### MATERIAL SUPPLIED

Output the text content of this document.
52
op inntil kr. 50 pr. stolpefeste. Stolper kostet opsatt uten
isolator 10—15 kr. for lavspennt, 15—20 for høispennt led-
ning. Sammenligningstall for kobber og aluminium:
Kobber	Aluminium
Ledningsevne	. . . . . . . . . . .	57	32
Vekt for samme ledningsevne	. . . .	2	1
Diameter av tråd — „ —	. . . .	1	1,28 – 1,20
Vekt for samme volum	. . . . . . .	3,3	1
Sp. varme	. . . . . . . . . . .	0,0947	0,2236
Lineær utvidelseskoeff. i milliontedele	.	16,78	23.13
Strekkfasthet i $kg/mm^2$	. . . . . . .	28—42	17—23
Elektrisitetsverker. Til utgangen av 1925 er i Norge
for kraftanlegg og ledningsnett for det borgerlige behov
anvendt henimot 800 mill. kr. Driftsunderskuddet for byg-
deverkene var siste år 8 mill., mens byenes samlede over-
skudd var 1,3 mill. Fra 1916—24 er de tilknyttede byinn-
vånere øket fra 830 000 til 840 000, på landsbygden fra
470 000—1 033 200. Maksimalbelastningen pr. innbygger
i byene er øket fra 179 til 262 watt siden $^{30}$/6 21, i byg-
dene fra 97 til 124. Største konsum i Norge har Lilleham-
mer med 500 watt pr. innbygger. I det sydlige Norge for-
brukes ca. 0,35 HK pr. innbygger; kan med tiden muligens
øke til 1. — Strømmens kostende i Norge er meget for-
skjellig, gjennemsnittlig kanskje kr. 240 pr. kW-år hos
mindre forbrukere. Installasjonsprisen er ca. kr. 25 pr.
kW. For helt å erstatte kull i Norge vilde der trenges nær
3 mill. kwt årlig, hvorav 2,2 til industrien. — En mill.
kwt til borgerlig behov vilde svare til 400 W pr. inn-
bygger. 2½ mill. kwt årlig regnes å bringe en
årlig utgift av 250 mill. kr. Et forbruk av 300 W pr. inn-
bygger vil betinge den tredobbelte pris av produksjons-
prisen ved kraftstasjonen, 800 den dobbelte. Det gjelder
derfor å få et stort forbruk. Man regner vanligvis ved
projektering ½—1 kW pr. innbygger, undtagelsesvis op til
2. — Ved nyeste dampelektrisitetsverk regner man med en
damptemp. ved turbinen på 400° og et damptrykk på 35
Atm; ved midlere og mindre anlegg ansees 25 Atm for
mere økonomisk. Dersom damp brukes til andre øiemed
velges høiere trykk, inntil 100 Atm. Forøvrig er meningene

### YOUR GOAL
Pick out every line holding the string "regner" and return it.

### RESULT
derfor å få et stort forbruk. Man regner vanligvis ved
2. — Ved nyeste dampelektrisitetsverk regner man med en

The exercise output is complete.